» EXERCISES TO COMPLETE:
#1 In the Iceberg pull request text, rewrite the paragraph that begins "This feature IS ONLY APPLIED" as a short bulleted list that keeps its main facts.
#2 Proceed with the Iceberg pull request text, writing on from its last sentence.

» PASSAGE TO READ:
[start]
[PR] Storage partition join oss [iceberg]

via GitHub Wed, 25 Jun 2025 15:01:40 -0700


tharvey5 opened a new pull request, #13390:
URL: https://github.com/apache/iceberg/pull/13390


   ## Summary
   Currently, Apache Flink's does not support storage partition join, which can 
lead to unnecessary data shuffles in batch mode. We have implemented the Query 
Planner changes in Flink already here https://github.com/apache/flink/pull/26715
   
   This feature IS ONLY APPLIED via a config 
`table.optimizer.storage-partition-join-enabled=true` o/w there is no impact to 
current jobs. This PR only supports batch execution mode.
   
   This PR consists of relevant changes for the Flink Iceberg Source. Please 
note that these changes are ONLY included for FLIP27 (new Source API).
   
   **NOTE: We migrated to usnig FLIP27 and have included that backport in this 
PR Backport: https://github.com/apache/iceberg/pull/10832** 
   
   This PR adds the following support.
[end]
» SOURCE MATERIAL:
[start]
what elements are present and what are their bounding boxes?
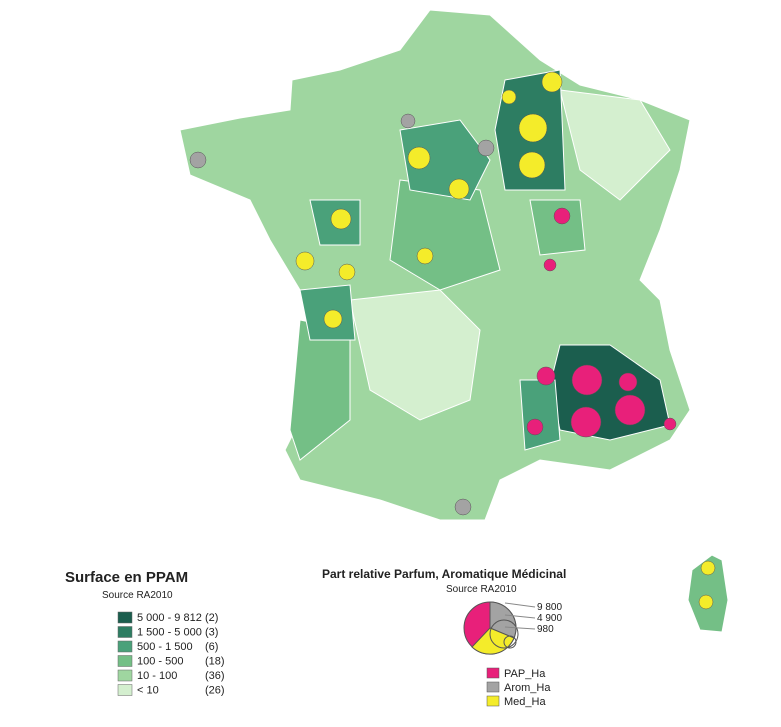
[end]
» RESPONSES TO THE EXERCISE:
#1
- The feature is enabled only through the config `table.optimizer.storage-partition-join-enabled=true`.
- Without that setting, current jobs are unaffected.
- Only batch execution mode is supported.

#2
       - https://github.com/apache/iceberg/pull/10832 for Iceberg 1.5.x
       - Enhances `IcebergTableSource` to implement `SupportsPartitioning`
       interface which we defined on the [flink
       side](https://github.com/apache/flink/pull/26715) which enables Iceberg
       to report Partitioning metadata to the Flink Query planner. Done via
       `outputPartitioning()` returning `KeyGroupedPartitioning` with table’s
       partition scheme. It can support various transform types including
       bucket, identity, month, day, year.
       - Improvements to `IcebergSource` to support StoragePartitionJoin
       - Enhances `FlinkSplitPlanner` to include a method to group ScanTasks by
       groupingKey (Partition Values) which enables us to ensure that all
       records within the same partition end up being processed by the same
       subtask.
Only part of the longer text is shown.